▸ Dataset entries
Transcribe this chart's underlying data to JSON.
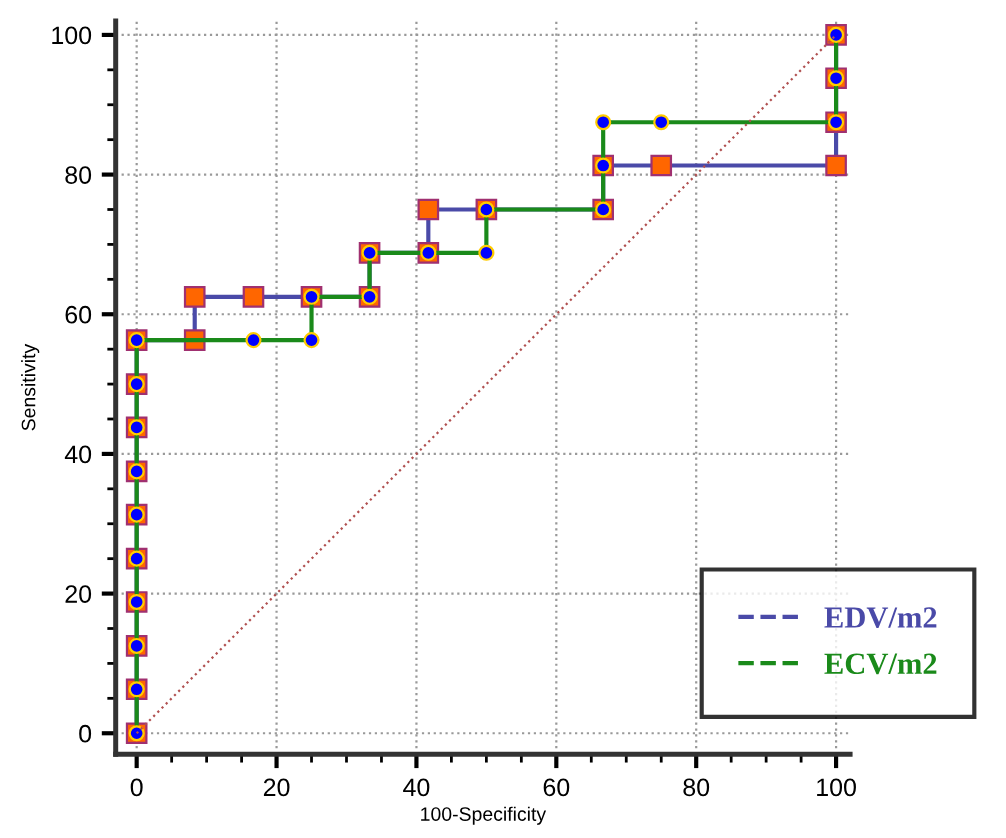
{
  "chart_data": {
    "type": "line",
    "xlabel": "100-Specificity",
    "ylabel": "Sensitivity",
    "xlim": [
      -3,
      102
    ],
    "ylim": [
      -3,
      102
    ],
    "xticks": [
      0,
      20,
      40,
      60,
      80,
      100
    ],
    "yticks": [
      0,
      20,
      40,
      60,
      80,
      100
    ],
    "grid": true,
    "legend": "bottom right",
    "series": [
      {
        "name": "EDV/m2",
        "color": "#4a4aa8",
        "marker": "square",
        "x": [
          0,
          0,
          0,
          0,
          0,
          0,
          0,
          0,
          0,
          0,
          8.3,
          8.3,
          16.7,
          25,
          33.3,
          33.3,
          41.7,
          41.7,
          50,
          66.7,
          66.7,
          75,
          100,
          100,
          100,
          100
        ],
        "values": [
          0,
          6.3,
          12.5,
          18.8,
          25,
          31.3,
          37.5,
          43.8,
          50,
          56.3,
          56.3,
          62.5,
          62.5,
          62.5,
          62.5,
          68.8,
          68.8,
          75,
          75,
          75,
          81.3,
          81.3,
          81.3,
          87.5,
          93.8,
          100
        ]
      },
      {
        "name": "ECV/m2",
        "color": "#1a8a1a",
        "marker": "circle",
        "x": [
          0,
          0,
          0,
          0,
          0,
          0,
          0,
          0,
          0,
          0,
          16.7,
          25,
          25,
          33.3,
          33.3,
          41.7,
          50,
          50,
          66.7,
          66.7,
          66.7,
          75,
          100,
          100,
          100
        ],
        "values": [
          0,
          6.3,
          12.5,
          18.8,
          25,
          31.3,
          37.5,
          43.8,
          50,
          56.3,
          56.3,
          56.3,
          62.5,
          62.5,
          68.8,
          68.8,
          68.8,
          75,
          75,
          81.3,
          87.5,
          87.5,
          87.5,
          93.8,
          100
        ]
      },
      {
        "color": "#b05050",
        "marker": "none",
        "line_style": "dotted",
        "x": [
          0,
          100
        ],
        "values": [
          0,
          100
        ]
      }
    ]
  }
}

▸ Problem statement
Copy the data word for word. Pictures do not go in the copy.

▸ Correct answer
Transcribe this chart's underlying data to JSON.
{
  "chart_data": {
    "type": "line",
    "xlabel": "100-Specificity",
    "ylabel": "Sensitivity",
    "xlim": [
      -3,
      102
    ],
    "ylim": [
      -3,
      102
    ],
    "xticks": [
      0,
      20,
      40,
      60,
      80,
      100
    ],
    "yticks": [
      0,
      20,
      40,
      60,
      80,
      100
    ],
    "grid": true,
    "legend": "bottom right",
    "series": [
      {
        "name": "EDV/m2",
        "color": "#4a4aa8",
        "marker": "square",
        "x": [
          0,
          0,
          0,
          0,
          0,
          0,
          0,
          0,
          0,
          0,
          8.3,
          8.3,
          16.7,
          25,
          33.3,
          33.3,
          41.7,
          41.7,
          50,
          66.7,
          66.7,
          75,
          100,
          100,
          100,
          100
        ],
        "values": [
          0,
          6.3,
          12.5,
          18.8,
          25,
          31.3,
          37.5,
          43.8,
          50,
          56.3,
          56.3,
          62.5,
          62.5,
          62.5,
          62.5,
          68.8,
          68.8,
          75,
          75,
          75,
          81.3,
          81.3,
          81.3,
          87.5,
          93.8,
          100
        ]
      },
      {
        "name": "ECV/m2",
        "color": "#1a8a1a",
        "marker": "circle",
        "x": [
          0,
          0,
          0,
          0,
          0,
          0,
          0,
          0,
          0,
          0,
          16.7,
          25,
          25,
          33.3,
          33.3,
          41.7,
          50,
          50,
          66.7,
          66.7,
          66.7,
          75,
          100,
          100,
          100
        ],
        "values": [
          0,
          6.3,
          12.5,
          18.8,
          25,
          31.3,
          37.5,
          43.8,
          50,
          56.3,
          56.3,
          56.3,
          62.5,
          62.5,
          68.8,
          68.8,
          68.8,
          75,
          75,
          81.3,
          87.5,
          87.5,
          87.5,
          93.8,
          100
        ]
      },
      {
        "color": "#b05050",
        "marker": "none",
        "line_style": "dotted",
        "x": [
          0,
          100
        ],
        "values": [
          0,
          100
        ]
      }
    ]
  }
}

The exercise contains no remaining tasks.